* **Exercise objective**: Every line that contains "watermark" counts once; give the total number of such lines, with no other words.

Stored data

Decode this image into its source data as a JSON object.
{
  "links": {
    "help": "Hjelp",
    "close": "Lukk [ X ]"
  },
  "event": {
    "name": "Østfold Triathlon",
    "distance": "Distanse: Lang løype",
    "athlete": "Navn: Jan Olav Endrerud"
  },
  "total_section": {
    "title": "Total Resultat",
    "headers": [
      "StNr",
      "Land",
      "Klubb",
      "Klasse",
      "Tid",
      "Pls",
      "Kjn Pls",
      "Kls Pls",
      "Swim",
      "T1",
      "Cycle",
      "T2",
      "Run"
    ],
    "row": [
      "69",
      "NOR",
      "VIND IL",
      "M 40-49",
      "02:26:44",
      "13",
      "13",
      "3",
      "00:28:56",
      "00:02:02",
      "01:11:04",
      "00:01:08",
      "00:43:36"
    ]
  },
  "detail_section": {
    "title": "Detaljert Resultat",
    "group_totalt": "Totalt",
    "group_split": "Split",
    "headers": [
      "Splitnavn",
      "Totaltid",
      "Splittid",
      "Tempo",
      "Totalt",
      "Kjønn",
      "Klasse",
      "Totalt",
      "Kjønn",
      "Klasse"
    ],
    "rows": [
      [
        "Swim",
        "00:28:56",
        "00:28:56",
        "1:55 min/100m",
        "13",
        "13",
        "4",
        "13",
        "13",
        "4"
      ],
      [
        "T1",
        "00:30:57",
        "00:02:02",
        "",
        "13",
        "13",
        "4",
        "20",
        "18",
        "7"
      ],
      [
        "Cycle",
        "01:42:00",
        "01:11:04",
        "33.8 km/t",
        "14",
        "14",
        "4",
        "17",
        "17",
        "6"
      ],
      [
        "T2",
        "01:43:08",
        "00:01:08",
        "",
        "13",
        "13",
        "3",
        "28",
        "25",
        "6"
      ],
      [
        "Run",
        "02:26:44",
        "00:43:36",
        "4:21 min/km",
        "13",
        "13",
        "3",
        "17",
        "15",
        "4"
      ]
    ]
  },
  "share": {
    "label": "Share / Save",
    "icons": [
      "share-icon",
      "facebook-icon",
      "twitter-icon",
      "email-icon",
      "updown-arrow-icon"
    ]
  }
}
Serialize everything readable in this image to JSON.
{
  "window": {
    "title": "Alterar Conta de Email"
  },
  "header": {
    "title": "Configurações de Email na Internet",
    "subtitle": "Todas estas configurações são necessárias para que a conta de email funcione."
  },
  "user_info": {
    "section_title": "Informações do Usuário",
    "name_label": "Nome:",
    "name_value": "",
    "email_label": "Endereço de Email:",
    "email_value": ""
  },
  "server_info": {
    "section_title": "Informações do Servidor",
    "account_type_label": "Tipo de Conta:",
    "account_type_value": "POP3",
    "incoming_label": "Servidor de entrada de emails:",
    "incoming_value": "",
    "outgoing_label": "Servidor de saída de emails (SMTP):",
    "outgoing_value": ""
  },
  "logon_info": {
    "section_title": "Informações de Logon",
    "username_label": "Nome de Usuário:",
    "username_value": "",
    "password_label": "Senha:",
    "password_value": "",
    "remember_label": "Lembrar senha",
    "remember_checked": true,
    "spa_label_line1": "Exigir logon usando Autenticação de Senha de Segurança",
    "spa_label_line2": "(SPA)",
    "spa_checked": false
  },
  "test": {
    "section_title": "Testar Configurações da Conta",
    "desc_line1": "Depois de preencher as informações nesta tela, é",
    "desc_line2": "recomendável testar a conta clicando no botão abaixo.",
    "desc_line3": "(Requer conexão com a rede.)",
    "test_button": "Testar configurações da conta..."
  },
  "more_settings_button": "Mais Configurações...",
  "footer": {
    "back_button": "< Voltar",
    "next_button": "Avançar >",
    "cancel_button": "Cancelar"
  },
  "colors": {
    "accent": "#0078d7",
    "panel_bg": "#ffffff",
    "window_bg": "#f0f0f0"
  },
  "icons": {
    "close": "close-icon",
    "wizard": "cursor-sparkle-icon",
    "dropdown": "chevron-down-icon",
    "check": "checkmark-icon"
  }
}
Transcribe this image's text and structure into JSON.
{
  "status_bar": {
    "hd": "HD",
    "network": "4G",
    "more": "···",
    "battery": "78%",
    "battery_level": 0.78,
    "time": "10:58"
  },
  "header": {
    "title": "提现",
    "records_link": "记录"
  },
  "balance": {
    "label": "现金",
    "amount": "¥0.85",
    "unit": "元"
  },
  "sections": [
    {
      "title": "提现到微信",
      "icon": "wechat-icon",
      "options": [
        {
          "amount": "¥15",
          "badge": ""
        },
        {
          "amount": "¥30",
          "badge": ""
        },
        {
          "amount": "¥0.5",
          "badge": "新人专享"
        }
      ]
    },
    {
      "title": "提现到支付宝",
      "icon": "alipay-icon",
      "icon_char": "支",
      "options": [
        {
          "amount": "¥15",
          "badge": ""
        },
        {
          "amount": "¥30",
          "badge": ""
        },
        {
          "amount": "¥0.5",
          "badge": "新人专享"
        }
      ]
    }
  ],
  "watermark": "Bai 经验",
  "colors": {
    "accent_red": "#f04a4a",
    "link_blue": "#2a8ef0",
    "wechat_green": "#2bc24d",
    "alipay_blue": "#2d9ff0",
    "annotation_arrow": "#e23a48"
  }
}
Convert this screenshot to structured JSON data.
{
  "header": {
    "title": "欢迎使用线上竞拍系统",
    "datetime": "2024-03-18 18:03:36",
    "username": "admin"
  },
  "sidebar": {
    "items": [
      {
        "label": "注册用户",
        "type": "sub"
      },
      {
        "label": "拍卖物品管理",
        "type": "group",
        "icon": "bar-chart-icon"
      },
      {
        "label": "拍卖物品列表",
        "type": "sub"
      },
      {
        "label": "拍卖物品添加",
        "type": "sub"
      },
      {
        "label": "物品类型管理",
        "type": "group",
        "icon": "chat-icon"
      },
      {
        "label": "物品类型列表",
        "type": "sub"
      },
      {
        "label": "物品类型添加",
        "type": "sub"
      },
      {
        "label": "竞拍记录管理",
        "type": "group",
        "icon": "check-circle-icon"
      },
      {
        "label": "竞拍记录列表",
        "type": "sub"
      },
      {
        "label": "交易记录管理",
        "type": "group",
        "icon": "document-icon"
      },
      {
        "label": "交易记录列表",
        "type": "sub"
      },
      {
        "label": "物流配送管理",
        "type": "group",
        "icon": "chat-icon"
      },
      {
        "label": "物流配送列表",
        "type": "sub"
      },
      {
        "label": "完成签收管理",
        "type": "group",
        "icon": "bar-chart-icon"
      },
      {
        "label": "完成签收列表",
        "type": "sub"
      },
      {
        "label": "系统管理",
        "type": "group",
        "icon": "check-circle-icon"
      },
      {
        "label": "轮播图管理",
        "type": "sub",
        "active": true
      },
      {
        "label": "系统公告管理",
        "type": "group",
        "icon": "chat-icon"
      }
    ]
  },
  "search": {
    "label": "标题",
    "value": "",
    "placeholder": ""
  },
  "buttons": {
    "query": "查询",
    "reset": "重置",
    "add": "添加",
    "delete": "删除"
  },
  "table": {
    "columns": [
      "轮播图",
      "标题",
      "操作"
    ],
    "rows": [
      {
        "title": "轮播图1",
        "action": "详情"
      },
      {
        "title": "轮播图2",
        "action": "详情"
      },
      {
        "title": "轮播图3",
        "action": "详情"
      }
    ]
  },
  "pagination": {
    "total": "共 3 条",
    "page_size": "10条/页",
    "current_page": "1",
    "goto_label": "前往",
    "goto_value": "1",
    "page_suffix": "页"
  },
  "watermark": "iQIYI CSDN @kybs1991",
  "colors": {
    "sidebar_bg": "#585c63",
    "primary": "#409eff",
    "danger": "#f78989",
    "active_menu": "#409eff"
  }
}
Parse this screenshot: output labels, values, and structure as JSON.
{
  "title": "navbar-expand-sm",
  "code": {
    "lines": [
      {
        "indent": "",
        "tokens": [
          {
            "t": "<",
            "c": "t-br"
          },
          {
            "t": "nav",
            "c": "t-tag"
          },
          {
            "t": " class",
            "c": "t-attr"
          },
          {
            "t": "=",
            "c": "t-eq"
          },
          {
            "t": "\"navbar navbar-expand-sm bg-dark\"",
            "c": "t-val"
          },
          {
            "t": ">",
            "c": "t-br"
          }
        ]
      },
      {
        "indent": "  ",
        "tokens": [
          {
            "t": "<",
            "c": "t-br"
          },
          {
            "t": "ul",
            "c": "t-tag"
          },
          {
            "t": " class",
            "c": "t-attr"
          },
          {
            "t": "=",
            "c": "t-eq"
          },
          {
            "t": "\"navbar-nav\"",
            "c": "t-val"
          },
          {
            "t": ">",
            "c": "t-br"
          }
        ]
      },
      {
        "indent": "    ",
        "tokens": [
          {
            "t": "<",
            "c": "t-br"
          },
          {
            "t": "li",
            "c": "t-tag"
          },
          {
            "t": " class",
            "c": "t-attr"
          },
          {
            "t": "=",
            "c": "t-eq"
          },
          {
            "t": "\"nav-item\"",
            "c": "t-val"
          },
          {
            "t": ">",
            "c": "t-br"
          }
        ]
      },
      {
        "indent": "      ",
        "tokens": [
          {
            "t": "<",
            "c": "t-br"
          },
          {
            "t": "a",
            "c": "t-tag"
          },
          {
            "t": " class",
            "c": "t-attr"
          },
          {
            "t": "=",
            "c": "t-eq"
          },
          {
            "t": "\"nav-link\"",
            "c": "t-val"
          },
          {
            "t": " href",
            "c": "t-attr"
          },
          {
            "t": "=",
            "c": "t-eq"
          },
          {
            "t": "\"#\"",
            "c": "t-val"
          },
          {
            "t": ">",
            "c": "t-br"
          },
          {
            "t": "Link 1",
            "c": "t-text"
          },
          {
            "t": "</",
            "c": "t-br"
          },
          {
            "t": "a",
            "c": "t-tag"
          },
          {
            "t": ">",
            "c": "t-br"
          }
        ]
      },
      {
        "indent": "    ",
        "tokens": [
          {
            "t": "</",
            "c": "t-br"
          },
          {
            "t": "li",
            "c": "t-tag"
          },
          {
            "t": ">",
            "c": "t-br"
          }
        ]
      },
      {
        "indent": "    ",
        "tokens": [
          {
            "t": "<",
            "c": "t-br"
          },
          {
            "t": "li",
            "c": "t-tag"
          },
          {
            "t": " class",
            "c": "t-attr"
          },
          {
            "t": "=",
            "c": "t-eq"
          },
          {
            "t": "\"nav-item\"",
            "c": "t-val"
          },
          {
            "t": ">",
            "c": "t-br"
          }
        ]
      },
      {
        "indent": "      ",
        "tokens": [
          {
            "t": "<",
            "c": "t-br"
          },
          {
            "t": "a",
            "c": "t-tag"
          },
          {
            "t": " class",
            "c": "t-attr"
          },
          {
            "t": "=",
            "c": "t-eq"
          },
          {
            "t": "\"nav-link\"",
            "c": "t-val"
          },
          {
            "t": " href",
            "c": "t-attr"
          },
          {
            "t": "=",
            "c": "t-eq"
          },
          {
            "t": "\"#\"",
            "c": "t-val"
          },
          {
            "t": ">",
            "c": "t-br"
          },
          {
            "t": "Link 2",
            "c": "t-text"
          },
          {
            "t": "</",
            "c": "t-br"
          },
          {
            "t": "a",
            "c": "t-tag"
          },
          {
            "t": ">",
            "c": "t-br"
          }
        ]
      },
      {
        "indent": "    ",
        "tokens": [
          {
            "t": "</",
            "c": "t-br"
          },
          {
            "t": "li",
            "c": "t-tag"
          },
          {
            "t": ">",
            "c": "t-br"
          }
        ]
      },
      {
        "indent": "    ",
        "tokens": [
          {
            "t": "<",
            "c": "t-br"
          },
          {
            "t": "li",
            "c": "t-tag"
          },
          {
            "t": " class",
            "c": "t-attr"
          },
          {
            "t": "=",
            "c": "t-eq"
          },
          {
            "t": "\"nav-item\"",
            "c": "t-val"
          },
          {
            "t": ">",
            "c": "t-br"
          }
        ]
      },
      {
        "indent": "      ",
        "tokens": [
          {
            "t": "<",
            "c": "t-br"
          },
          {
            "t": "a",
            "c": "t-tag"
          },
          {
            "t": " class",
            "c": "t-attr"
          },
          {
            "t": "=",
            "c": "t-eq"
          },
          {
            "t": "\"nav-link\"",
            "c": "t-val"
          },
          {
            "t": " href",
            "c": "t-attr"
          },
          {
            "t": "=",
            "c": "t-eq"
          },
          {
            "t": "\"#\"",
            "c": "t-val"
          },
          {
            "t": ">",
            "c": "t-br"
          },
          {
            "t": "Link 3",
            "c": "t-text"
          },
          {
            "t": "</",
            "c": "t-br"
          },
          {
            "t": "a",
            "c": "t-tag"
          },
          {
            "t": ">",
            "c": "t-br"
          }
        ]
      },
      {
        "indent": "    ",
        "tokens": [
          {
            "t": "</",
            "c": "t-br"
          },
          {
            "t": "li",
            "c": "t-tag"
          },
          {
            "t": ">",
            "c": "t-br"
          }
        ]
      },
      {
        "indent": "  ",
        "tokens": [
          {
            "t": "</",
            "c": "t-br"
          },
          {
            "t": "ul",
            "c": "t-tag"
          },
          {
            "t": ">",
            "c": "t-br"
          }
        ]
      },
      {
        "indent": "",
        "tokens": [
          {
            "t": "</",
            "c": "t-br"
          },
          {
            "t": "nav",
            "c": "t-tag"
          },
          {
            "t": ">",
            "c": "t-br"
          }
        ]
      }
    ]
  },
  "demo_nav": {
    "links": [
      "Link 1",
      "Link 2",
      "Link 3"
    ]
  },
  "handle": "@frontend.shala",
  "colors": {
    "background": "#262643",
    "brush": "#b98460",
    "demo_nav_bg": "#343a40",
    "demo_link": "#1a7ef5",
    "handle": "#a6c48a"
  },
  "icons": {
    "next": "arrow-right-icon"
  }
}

* **Answer for the task**: 2